STATED EXERCISE:
Find each line containing the string "title" and return it.

= = = = = = =

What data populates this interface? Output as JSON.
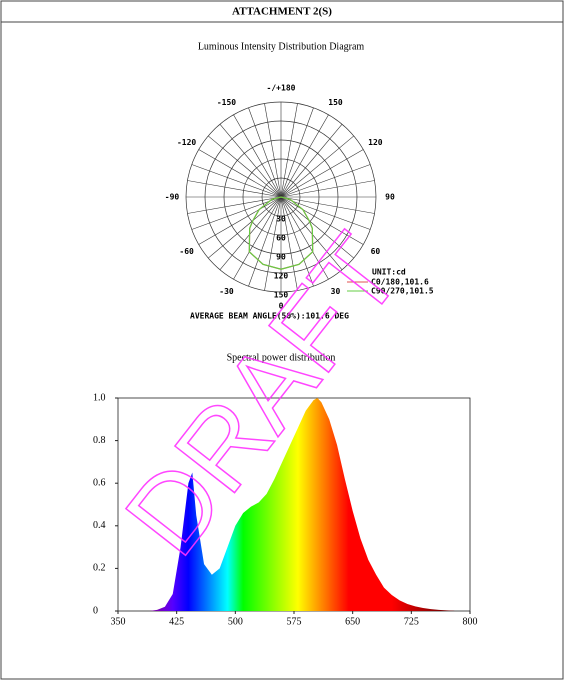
{
  "header": {
    "title": "ATTACHMENT 2(S)"
  },
  "watermark": "DRAFT",
  "chart_data": [
    {
      "type": "polar",
      "title": "Luminous Intensity Distribution Diagram",
      "rlim": [
        0,
        150
      ],
      "rticks": [
        30,
        60,
        90,
        120,
        150
      ],
      "angle_ticks": [
        {
          "value": 180,
          "label": "-/+180"
        },
        150,
        120,
        90,
        60,
        30,
        0,
        -30,
        -60,
        -90,
        -120,
        -150
      ],
      "unit_label": "UNIT:cd",
      "series": [
        {
          "name": "C0/180,101.6",
          "color": "#e05050",
          "angles": [
            -90,
            -75,
            -60,
            -50,
            -45,
            -30,
            -15,
            0,
            15,
            30,
            45,
            50,
            60,
            75,
            90
          ],
          "values": [
            0,
            15,
            40,
            58,
            70,
            100,
            110,
            114,
            110,
            100,
            70,
            58,
            40,
            15,
            0
          ]
        },
        {
          "name": "C90/270,101.5",
          "color": "#66cc44",
          "angles": [
            -90,
            -75,
            -60,
            -50,
            -45,
            -30,
            -15,
            0,
            15,
            30,
            45,
            50,
            60,
            75,
            90
          ],
          "values": [
            0,
            15,
            40,
            58,
            70,
            100,
            110,
            114,
            110,
            100,
            70,
            58,
            40,
            15,
            0
          ]
        }
      ],
      "footnote": "AVERAGE BEAM ANGLE(50%):101.6 DEG"
    },
    {
      "type": "area",
      "title": "Spectral power distribution",
      "x": [
        380,
        390,
        400,
        410,
        420,
        430,
        440,
        445,
        450,
        460,
        470,
        480,
        490,
        500,
        510,
        520,
        530,
        540,
        550,
        560,
        570,
        580,
        590,
        600,
        605,
        610,
        620,
        630,
        640,
        650,
        660,
        670,
        680,
        690,
        700,
        710,
        720,
        730,
        740,
        750,
        760,
        770,
        780
      ],
      "values": [
        0,
        0,
        0.005,
        0.02,
        0.08,
        0.3,
        0.6,
        0.65,
        0.45,
        0.22,
        0.17,
        0.2,
        0.3,
        0.4,
        0.46,
        0.49,
        0.51,
        0.55,
        0.62,
        0.7,
        0.78,
        0.86,
        0.94,
        0.99,
        1.0,
        0.98,
        0.9,
        0.78,
        0.62,
        0.47,
        0.34,
        0.24,
        0.17,
        0.11,
        0.075,
        0.05,
        0.033,
        0.022,
        0.014,
        0.009,
        0.005,
        0.003,
        0.001
      ],
      "xlim": [
        350,
        800
      ],
      "ylim": [
        0,
        1
      ],
      "xticks": [
        350,
        425,
        500,
        575,
        650,
        725,
        800
      ],
      "yticks": [
        0,
        0.2,
        0.4,
        0.6,
        0.8,
        {
          "value": 1,
          "label": "1.0"
        }
      ]
    }
  ]
}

= = = = = = =

ANSWER TO THIS TASK:
    "title": "ATTACHMENT 2(S)"
      "title": "Luminous Intensity Distribution Diagram",
      "title": "Spectral power distribution",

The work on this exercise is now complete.